▶ _Rows_:
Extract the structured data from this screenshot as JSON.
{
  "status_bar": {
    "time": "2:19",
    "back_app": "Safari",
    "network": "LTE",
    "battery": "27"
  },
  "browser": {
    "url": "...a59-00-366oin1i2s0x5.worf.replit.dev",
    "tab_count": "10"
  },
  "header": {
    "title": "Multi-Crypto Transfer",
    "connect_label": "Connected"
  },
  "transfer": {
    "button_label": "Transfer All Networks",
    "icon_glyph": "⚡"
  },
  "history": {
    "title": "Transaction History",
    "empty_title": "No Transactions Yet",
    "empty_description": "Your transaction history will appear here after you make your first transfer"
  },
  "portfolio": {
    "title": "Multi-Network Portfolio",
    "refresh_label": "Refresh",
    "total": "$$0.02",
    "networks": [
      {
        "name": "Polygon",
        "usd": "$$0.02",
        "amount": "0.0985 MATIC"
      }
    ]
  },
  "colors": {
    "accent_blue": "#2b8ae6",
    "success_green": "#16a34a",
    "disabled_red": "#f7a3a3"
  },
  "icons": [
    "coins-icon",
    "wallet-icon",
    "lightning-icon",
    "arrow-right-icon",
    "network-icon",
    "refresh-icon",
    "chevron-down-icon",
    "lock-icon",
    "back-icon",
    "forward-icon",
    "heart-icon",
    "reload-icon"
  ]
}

▶ _What to do_: Repeat every line of the material exactly as given.

▶ _Answer below_:
Extract the structured data from this screenshot as JSON.
{
  "status_bar": {
    "time": "2:19",
    "back_app": "Safari",
    "network": "LTE",
    "battery": "27"
  },
  "browser": {
    "url": "...a59-00-366oin1i2s0x5.worf.replit.dev",
    "tab_count": "10"
  },
  "header": {
    "title": "Multi-Crypto Transfer",
    "connect_label": "Connected"
  },
  "transfer": {
    "button_label": "Transfer All Networks",
    "icon_glyph": "⚡"
  },
  "history": {
    "title": "Transaction History",
    "empty_title": "No Transactions Yet",
    "empty_description": "Your transaction history will appear here after you make your first transfer"
  },
  "portfolio": {
    "title": "Multi-Network Portfolio",
    "refresh_label": "Refresh",
    "total": "$$0.02",
    "networks": [
      {
        "name": "Polygon",
        "usd": "$$0.02",
        "amount": "0.0985 MATIC"
      }
    ]
  },
  "colors": {
    "accent_blue": "#2b8ae6",
    "success_green": "#16a34a",
    "disabled_red": "#f7a3a3"
  },
  "icons": [
    "coins-icon",
    "wallet-icon",
    "lightning-icon",
    "arrow-right-icon",
    "network-icon",
    "refresh-icon",
    "chevron-down-icon",
    "lock-icon",
    "back-icon",
    "forward-icon",
    "heart-icon",
    "reload-icon"
  ]
}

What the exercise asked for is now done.